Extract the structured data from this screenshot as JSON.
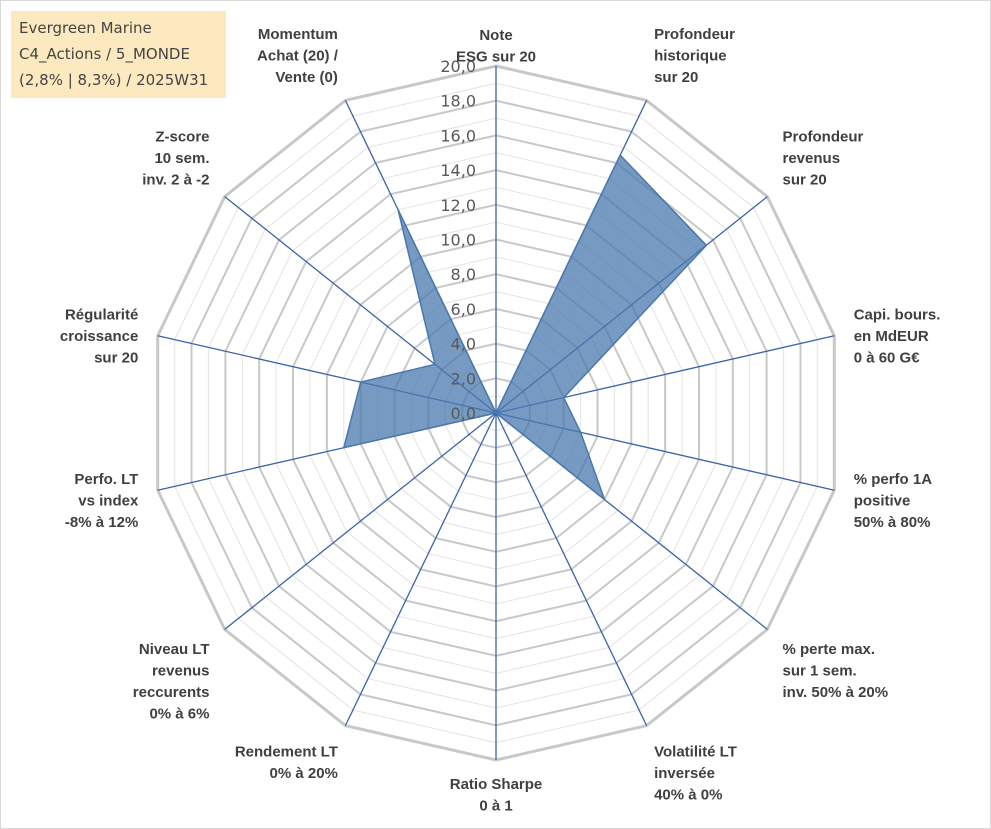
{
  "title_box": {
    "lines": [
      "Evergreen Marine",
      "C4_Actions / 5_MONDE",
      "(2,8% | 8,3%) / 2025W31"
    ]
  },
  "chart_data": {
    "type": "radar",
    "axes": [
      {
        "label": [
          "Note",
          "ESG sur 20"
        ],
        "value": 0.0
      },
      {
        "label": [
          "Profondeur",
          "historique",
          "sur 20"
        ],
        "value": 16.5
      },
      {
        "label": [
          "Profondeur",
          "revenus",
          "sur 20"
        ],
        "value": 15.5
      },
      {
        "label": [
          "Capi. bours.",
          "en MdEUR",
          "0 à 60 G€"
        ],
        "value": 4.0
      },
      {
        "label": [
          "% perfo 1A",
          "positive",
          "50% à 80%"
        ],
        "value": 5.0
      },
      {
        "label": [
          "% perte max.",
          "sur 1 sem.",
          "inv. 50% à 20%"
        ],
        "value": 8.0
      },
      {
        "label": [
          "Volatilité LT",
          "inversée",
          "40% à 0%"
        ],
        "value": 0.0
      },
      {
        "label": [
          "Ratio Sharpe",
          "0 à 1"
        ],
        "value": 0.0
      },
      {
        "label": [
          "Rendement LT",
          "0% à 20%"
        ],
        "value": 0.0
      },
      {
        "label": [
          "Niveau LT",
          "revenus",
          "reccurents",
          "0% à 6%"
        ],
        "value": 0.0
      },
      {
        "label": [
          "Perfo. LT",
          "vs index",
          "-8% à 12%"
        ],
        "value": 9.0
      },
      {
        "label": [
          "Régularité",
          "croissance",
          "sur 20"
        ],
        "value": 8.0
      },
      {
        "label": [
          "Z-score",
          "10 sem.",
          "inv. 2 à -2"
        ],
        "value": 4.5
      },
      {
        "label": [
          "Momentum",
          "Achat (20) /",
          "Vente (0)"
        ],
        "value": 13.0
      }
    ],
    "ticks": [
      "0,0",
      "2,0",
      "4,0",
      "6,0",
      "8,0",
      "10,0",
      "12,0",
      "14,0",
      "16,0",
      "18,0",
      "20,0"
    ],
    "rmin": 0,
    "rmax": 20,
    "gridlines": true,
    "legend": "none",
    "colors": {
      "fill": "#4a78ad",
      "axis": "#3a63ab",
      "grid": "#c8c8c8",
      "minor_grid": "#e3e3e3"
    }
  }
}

...

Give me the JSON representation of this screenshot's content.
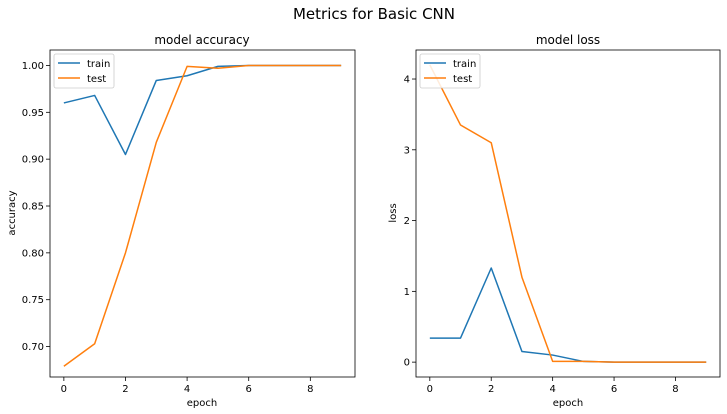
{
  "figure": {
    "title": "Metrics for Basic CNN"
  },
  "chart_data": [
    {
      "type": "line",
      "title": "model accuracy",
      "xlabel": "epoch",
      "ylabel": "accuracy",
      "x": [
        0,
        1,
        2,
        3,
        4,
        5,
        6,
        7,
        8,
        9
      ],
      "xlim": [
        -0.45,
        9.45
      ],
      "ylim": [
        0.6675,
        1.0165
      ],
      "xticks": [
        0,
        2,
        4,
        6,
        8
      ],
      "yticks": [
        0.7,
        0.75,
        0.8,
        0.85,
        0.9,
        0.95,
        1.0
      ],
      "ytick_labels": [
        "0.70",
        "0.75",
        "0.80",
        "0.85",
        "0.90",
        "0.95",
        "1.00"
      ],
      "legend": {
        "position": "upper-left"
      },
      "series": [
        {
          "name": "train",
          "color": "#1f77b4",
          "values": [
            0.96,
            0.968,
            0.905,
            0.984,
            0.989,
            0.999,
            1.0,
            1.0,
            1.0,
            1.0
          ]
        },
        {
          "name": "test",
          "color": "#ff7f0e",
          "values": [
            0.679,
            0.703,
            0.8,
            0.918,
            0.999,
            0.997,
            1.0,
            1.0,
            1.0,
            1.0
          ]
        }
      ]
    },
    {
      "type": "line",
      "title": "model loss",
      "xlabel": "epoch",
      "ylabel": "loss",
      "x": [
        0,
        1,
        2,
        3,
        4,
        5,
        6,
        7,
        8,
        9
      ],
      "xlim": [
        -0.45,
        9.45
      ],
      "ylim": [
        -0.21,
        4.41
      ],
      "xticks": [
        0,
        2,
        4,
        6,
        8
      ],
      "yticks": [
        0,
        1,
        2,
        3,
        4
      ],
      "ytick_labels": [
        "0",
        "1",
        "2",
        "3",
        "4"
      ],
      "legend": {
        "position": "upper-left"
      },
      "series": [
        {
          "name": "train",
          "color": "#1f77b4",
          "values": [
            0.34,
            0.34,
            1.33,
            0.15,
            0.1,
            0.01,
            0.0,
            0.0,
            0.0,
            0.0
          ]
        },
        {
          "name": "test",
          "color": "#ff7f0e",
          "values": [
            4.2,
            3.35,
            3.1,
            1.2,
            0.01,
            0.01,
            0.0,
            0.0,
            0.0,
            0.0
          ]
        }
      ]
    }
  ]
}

Work to complete >>
Copy whichever lines in the listing above contain the word "accuracy".

Written solution >>
      "title": "model accuracy",
      "ylabel": "accuracy",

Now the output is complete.